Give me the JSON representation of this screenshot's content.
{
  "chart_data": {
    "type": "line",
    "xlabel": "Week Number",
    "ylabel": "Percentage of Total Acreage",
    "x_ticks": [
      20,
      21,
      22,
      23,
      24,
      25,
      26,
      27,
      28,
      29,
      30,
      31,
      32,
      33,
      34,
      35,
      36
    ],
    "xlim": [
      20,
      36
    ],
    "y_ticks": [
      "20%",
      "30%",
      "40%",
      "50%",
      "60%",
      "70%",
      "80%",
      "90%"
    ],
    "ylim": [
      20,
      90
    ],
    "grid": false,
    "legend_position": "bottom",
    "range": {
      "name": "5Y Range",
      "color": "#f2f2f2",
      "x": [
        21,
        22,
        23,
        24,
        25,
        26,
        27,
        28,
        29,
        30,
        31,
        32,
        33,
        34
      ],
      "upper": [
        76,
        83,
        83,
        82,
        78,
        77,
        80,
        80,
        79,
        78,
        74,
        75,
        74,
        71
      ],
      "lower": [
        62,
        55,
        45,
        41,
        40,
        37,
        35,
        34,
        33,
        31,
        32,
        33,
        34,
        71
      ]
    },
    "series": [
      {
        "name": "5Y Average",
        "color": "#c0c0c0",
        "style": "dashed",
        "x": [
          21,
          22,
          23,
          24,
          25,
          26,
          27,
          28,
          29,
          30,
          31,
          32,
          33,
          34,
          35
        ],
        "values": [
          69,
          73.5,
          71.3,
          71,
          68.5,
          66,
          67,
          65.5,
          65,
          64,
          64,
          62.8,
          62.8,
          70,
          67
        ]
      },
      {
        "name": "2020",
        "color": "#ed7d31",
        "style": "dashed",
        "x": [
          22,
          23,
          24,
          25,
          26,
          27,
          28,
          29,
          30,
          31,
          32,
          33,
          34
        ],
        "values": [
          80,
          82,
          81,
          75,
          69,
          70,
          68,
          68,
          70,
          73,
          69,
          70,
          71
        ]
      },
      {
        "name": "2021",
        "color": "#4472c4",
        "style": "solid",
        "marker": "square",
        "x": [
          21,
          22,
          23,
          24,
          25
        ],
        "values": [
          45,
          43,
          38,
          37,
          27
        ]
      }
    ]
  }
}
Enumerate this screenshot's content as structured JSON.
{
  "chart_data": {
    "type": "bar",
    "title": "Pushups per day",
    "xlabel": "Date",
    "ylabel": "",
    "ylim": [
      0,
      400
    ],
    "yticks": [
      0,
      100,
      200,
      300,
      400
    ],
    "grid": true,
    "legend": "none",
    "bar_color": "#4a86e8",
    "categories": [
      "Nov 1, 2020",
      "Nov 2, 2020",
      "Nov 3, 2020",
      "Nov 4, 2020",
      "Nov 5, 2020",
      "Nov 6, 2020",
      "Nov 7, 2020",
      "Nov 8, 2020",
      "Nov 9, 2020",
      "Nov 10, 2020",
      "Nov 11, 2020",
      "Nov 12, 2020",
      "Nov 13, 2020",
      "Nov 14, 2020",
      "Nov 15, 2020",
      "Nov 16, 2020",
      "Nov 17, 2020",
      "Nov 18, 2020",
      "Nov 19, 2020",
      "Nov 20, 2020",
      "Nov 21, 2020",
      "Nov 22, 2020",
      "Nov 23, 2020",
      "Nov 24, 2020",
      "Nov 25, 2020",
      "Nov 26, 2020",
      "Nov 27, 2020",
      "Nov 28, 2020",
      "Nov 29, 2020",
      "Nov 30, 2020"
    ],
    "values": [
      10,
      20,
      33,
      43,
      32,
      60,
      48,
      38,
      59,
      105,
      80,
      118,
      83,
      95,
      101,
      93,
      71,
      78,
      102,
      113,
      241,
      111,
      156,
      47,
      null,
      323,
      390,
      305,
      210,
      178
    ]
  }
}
····················
**Exercise objective:** Find the word "JSON" in the entries, and copy every line it shows up in.

**Final result:**
Give me the JSON representation of this screenshot's content.
Enumerate this screenshot's content as structured JSON.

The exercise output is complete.